EXERCISE REQUIREMENTS: Here are some records; copy every line that holds the word "name".

AVAILABLE DATA:
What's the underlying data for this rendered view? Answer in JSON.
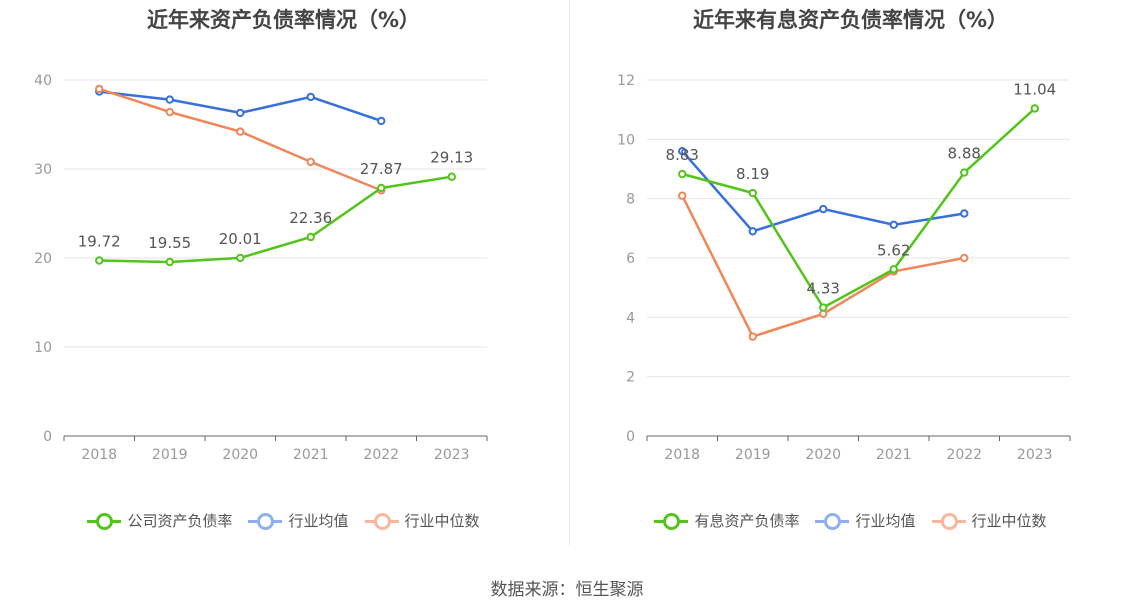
{
  "colors": {
    "green": "#52c41a",
    "blue": "#3570db",
    "orange": "#f0875a",
    "grid": "#e6e6e6",
    "axis": "#666666"
  },
  "source": "数据来源：恒生聚源",
  "charts": [
    {
      "title": "近年来资产负债率情况（%）",
      "legend": [
        "公司资产负债率",
        "行业均值",
        "行业中位数"
      ]
    },
    {
      "title": "近年来有息资产负债率情况（%）",
      "legend": [
        "有息资产负债率",
        "行业均值",
        "行业中位数"
      ]
    }
  ],
  "chart_data": [
    {
      "type": "line",
      "title": "近年来资产负债率情况（%）",
      "categories": [
        "2018",
        "2019",
        "2020",
        "2021",
        "2022",
        "2023"
      ],
      "ylim": [
        0,
        40
      ],
      "yticks": [
        0,
        10,
        20,
        30,
        40
      ],
      "grid": true,
      "legend_position": "bottom",
      "series": [
        {
          "name": "公司资产负债率",
          "color": "#52c41a",
          "values": [
            19.72,
            19.55,
            20.01,
            22.36,
            27.87,
            29.13
          ],
          "labels": [
            "19.72",
            "19.55",
            "20.01",
            "22.36",
            "27.87",
            "29.13"
          ]
        },
        {
          "name": "行业均值",
          "color": "#3570db",
          "values": [
            38.7,
            37.8,
            36.3,
            38.1,
            35.4,
            null
          ]
        },
        {
          "name": "行业中位数",
          "color": "#f0875a",
          "values": [
            39.0,
            36.4,
            34.2,
            30.8,
            27.6,
            null
          ]
        }
      ]
    },
    {
      "type": "line",
      "title": "近年来有息资产负债率情况（%）",
      "categories": [
        "2018",
        "2019",
        "2020",
        "2021",
        "2022",
        "2023"
      ],
      "ylim": [
        0,
        12
      ],
      "yticks": [
        0,
        2,
        4,
        6,
        8,
        10,
        12
      ],
      "grid": true,
      "legend_position": "bottom",
      "series": [
        {
          "name": "有息资产负债率",
          "color": "#52c41a",
          "values": [
            8.83,
            8.19,
            4.33,
            5.62,
            8.88,
            11.04
          ],
          "labels": [
            "8.83",
            "8.19",
            "4.33",
            "5.62",
            "8.88",
            "11.04"
          ]
        },
        {
          "name": "行业均值",
          "color": "#3570db",
          "values": [
            9.6,
            6.9,
            7.65,
            7.12,
            7.5,
            null
          ]
        },
        {
          "name": "行业中位数",
          "color": "#f0875a",
          "values": [
            8.1,
            3.35,
            4.12,
            5.55,
            6.0,
            null
          ]
        }
      ]
    }
  ]
}
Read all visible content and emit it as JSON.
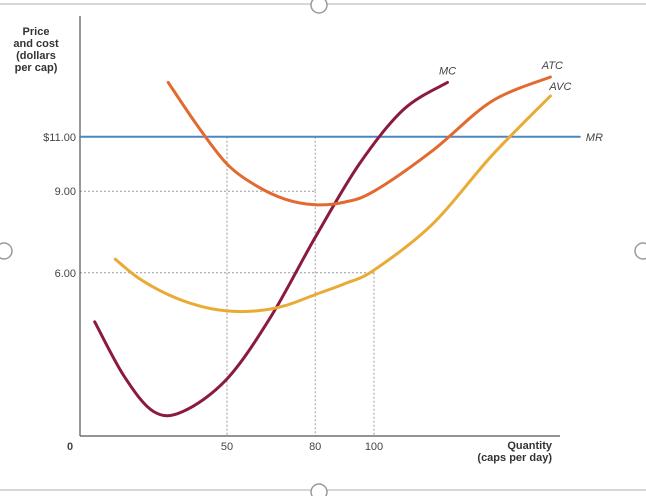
{
  "chart_data": {
    "type": "line",
    "ylabel_lines": [
      "Price",
      "and cost",
      "(dollars",
      "per cap)"
    ],
    "xlabel_lines": [
      "Quantity",
      "(caps per day)"
    ],
    "origin_label": "0",
    "xlim": [
      0,
      190
    ],
    "ylim": [
      0,
      12.5
    ],
    "x_ticks": [
      {
        "value": 50,
        "label": "50"
      },
      {
        "value": 80,
        "label": "80"
      },
      {
        "value": 100,
        "label": "100"
      }
    ],
    "y_ticks": [
      {
        "value": 11,
        "label": "$11.00"
      },
      {
        "value": 9,
        "label": "9.00"
      },
      {
        "value": 6,
        "label": "6.00"
      }
    ],
    "reference_points": [
      {
        "x": 80,
        "y": 9
      },
      {
        "x": 100,
        "y": 6
      }
    ],
    "series": [
      {
        "name": "MR",
        "color": "#4f86c1",
        "x": [
          0,
          170
        ],
        "y": [
          11,
          11
        ]
      },
      {
        "name": "MC",
        "color": "#8b1a3f",
        "x": [
          5,
          15,
          25,
          35,
          50,
          65,
          80,
          95,
          110,
          125
        ],
        "y": [
          4.2,
          2.2,
          0.9,
          0.9,
          2.1,
          4.4,
          7.3,
          10.0,
          12.0,
          13.0
        ]
      },
      {
        "name": "ATC",
        "color": "#e2692f",
        "x": [
          30,
          40,
          50,
          60,
          70,
          80,
          90,
          100,
          120,
          140,
          160
        ],
        "y": [
          13.0,
          11.4,
          10.0,
          9.2,
          8.7,
          8.5,
          8.6,
          9.0,
          10.5,
          12.3,
          13.2
        ]
      },
      {
        "name": "AVC",
        "color": "#e9ab36",
        "x": [
          12,
          20,
          30,
          40,
          50,
          60,
          70,
          80,
          90,
          100,
          120,
          140,
          160
        ],
        "y": [
          6.5,
          5.8,
          5.2,
          4.8,
          4.6,
          4.6,
          4.8,
          5.2,
          5.6,
          6.1,
          7.8,
          10.3,
          12.5
        ]
      }
    ]
  }
}
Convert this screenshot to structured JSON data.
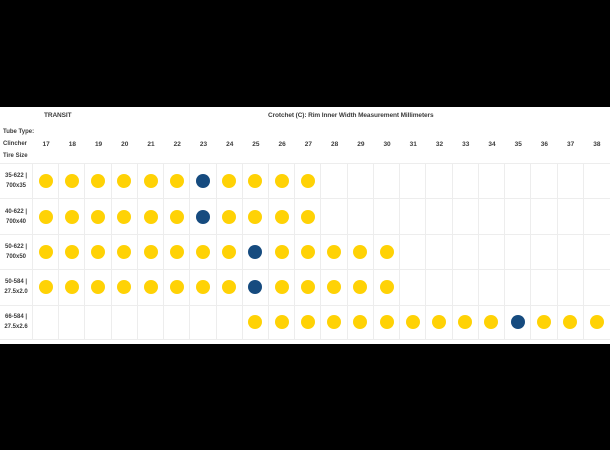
{
  "chart_data": {
    "type": "heatmap",
    "section_title_left": "TRANSIT",
    "section_title_right": "Crotchet (C): Rim Inner Width Measurement Millimeters",
    "row_axis_label_lines": [
      "Tube Type:",
      "Clincher",
      "Tire Size"
    ],
    "columns": [
      17,
      18,
      19,
      20,
      21,
      22,
      23,
      24,
      25,
      26,
      27,
      28,
      29,
      30,
      31,
      32,
      33,
      34,
      35,
      36,
      37,
      38
    ],
    "rows": [
      {
        "tire_size_line1": "35-622 |",
        "tire_size_line2": "700x35",
        "compatible_widths": [
          17,
          18,
          19,
          20,
          21,
          22,
          24,
          25,
          26,
          27
        ],
        "recommended_widths": [
          23
        ]
      },
      {
        "tire_size_line1": "40-622 |",
        "tire_size_line2": "700x40",
        "compatible_widths": [
          17,
          18,
          19,
          20,
          21,
          22,
          24,
          25,
          26,
          27
        ],
        "recommended_widths": [
          23
        ]
      },
      {
        "tire_size_line1": "50-622 |",
        "tire_size_line2": "700x50",
        "compatible_widths": [
          17,
          18,
          19,
          20,
          21,
          22,
          23,
          24,
          26,
          27,
          28,
          29,
          30
        ],
        "recommended_widths": [
          25
        ]
      },
      {
        "tire_size_line1": "50-584 |",
        "tire_size_line2": "27.5x2.0",
        "compatible_widths": [
          17,
          18,
          19,
          20,
          21,
          22,
          23,
          24,
          26,
          27,
          28,
          29,
          30
        ],
        "recommended_widths": [
          25
        ]
      },
      {
        "tire_size_line1": "66-584 |",
        "tire_size_line2": "27.5x2.6",
        "compatible_widths": [
          25,
          26,
          27,
          28,
          29,
          30,
          31,
          32,
          33,
          34,
          36,
          37,
          38
        ],
        "recommended_widths": [
          35
        ]
      }
    ],
    "legend": {
      "compatible_color": "#FFD205",
      "recommended_color": "#164B7F"
    },
    "layout": {
      "grid": true,
      "grid_color": "#ededed",
      "text_color": "#3c3c3c",
      "panel_background": "#ffffff",
      "letterbox_color": "#000000"
    }
  }
}
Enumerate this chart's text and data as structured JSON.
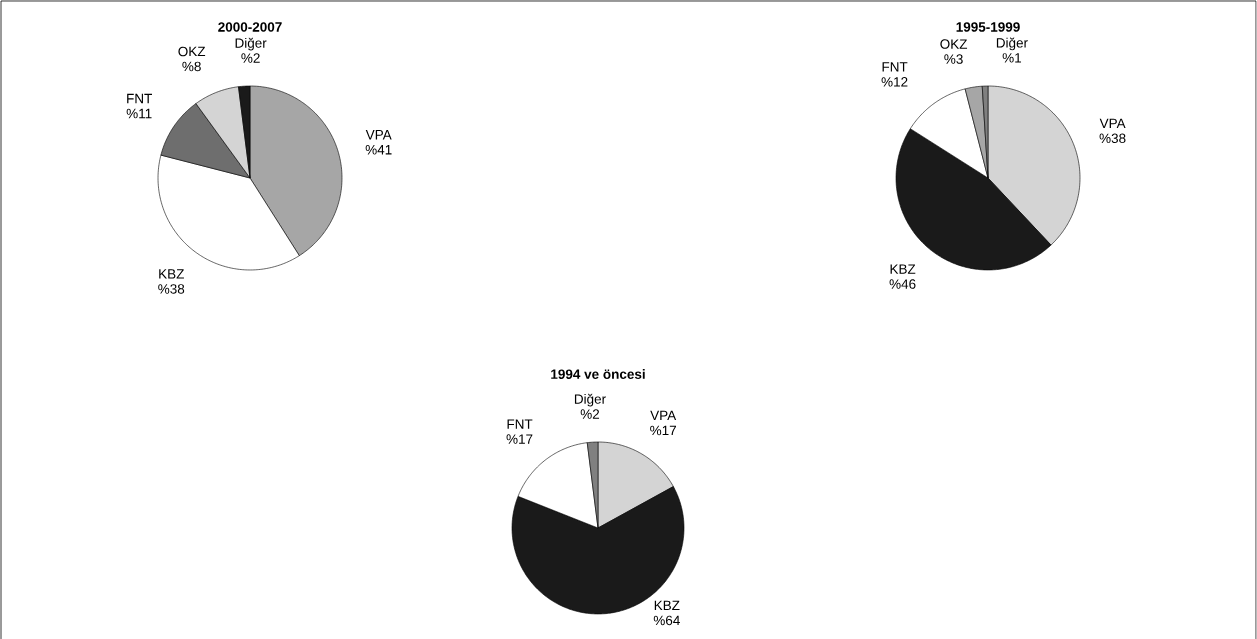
{
  "chart_data": [
    {
      "type": "pie",
      "title": "2000-2007",
      "categories": [
        "VPA",
        "KBZ",
        "FNT",
        "OKZ",
        "Diğer"
      ],
      "values": [
        41,
        38,
        11,
        8,
        2
      ],
      "colors": [
        "#a6a6a6",
        "#ffffff",
        "#6e6e6e",
        "#d4d4d4",
        "#1a1a1a"
      ],
      "value_labels": [
        "%41",
        "%38",
        "%11",
        "%8",
        "%2"
      ]
    },
    {
      "type": "pie",
      "title": "1995-1999",
      "categories": [
        "VPA",
        "KBZ",
        "FNT",
        "OKZ",
        "Diğer"
      ],
      "values": [
        38,
        46,
        12,
        3,
        1
      ],
      "colors": [
        "#d4d4d4",
        "#1a1a1a",
        "#ffffff",
        "#a6a6a6",
        "#808080"
      ],
      "value_labels": [
        "%38",
        "%46",
        "%12",
        "%3",
        "%1"
      ]
    },
    {
      "type": "pie",
      "title": "1994 ve öncesi",
      "categories": [
        "VPA",
        "KBZ",
        "FNT",
        "Diğer"
      ],
      "values": [
        17,
        64,
        17,
        2
      ],
      "colors": [
        "#d4d4d4",
        "#1a1a1a",
        "#ffffff",
        "#808080"
      ],
      "value_labels": [
        "%17",
        "%64",
        "%17",
        "%2"
      ]
    }
  ]
}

EXPECTED ANSWER:
          "name": "公司资产负债率",
          "name": "行业均值",
          "name": "行业中位数",
          "name": "有息资产负债率",
          "name": "行业均值",
          "name": "行业中位数",
        "name": "MR",
        "name": "MC",
        "name": "ATC",
        "name": "AVC",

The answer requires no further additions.